Dataset excerpt:
↓↓↓
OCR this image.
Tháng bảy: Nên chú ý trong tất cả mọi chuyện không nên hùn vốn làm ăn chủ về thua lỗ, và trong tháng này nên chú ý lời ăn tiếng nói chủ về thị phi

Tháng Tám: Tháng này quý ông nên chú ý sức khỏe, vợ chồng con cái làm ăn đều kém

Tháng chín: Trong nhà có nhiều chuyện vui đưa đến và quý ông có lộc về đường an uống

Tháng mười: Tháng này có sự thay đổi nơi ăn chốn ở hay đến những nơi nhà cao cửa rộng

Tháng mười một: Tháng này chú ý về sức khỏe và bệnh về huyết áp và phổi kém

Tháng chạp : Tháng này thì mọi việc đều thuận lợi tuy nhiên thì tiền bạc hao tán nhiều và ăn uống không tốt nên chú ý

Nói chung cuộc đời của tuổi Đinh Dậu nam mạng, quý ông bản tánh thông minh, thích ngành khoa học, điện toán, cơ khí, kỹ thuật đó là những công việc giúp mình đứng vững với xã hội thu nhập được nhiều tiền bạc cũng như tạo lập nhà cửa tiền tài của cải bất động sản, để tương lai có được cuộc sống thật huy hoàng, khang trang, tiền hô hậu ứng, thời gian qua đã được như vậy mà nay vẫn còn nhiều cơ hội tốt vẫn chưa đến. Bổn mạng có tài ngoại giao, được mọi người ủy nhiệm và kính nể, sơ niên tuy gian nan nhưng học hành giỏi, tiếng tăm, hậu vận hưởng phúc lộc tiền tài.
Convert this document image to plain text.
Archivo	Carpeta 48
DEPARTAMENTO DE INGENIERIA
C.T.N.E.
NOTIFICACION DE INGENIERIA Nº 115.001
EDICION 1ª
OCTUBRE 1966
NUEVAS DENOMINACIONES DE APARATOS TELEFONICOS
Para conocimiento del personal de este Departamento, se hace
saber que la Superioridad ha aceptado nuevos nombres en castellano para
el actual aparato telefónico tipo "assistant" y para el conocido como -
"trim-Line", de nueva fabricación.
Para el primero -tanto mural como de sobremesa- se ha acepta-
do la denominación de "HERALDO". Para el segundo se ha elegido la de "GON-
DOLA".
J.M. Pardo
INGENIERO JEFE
↑↑↑
Extract each line from the listing above, please, and repeat it exactly.

FINAL RESULT.
OCR this image.
Tháng bảy: Nên chú ý trong tất cả mọi chuyện không nên hùn vốn làm ăn chủ về thua lỗ, và trong tháng này nên chú ý lời ăn tiếng nói chủ về thị phi

Tháng Tám: Tháng này quý ông nên chú ý sức khỏe, vợ chồng con cái làm ăn đều kém

Tháng chín: Trong nhà có nhiều chuyện vui đưa đến và quý ông có lộc về đường an uống

Tháng mười: Tháng này có sự thay đổi nơi ăn chốn ở hay đến những nơi nhà cao cửa rộng

Tháng mười một: Tháng này chú ý về sức khỏe và bệnh về huyết áp và phổi kém

Tháng chạp : Tháng này thì mọi việc đều thuận lợi tuy nhiên thì tiền bạc hao tán nhiều và ăn uống không tốt nên chú ý

Nói chung cuộc đời của tuổi Đinh Dậu nam mạng, quý ông bản tánh thông minh, thích ngành khoa học, điện toán, cơ khí, kỹ thuật đó là những công việc giúp mình đứng vững với xã hội thu nhập được nhiều tiền bạc cũng như tạo lập nhà cửa tiền tài của cải bất động sản, để tương lai có được cuộc sống thật huy hoàng, khang trang, tiền hô hậu ứng, thời gian qua đã được như vậy mà nay vẫn còn nhiều cơ hội tốt vẫn chưa đến. Bổn mạng có tài ngoại giao, được mọi người ủy nhiệm và kính nể, sơ niên tuy gian nan nhưng học hành giỏi, tiếng tăm, hậu vận hưởng phúc lộc tiền tài.
Convert this document image to plain text.
Archivo	Carpeta 48
DEPARTAMENTO DE INGENIERIA
C.T.N.E.
NOTIFICACION DE INGENIERIA Nº 115.001
EDICION 1ª
OCTUBRE 1966
NUEVAS DENOMINACIONES DE APARATOS TELEFONICOS
Para conocimiento del personal de este Departamento, se hace
saber que la Superioridad ha aceptado nuevos nombres en castellano para
el actual aparato telefónico tipo "assistant" y para el conocido como -
"trim-Line", de nueva fabricación.
Para el primero -tanto mural como de sobremesa- se ha acepta-
do la denominación de "HERALDO". Para el segundo se ha elegido la de "GON-
DOLA".
J.M. Pardo
INGENIERO JEFE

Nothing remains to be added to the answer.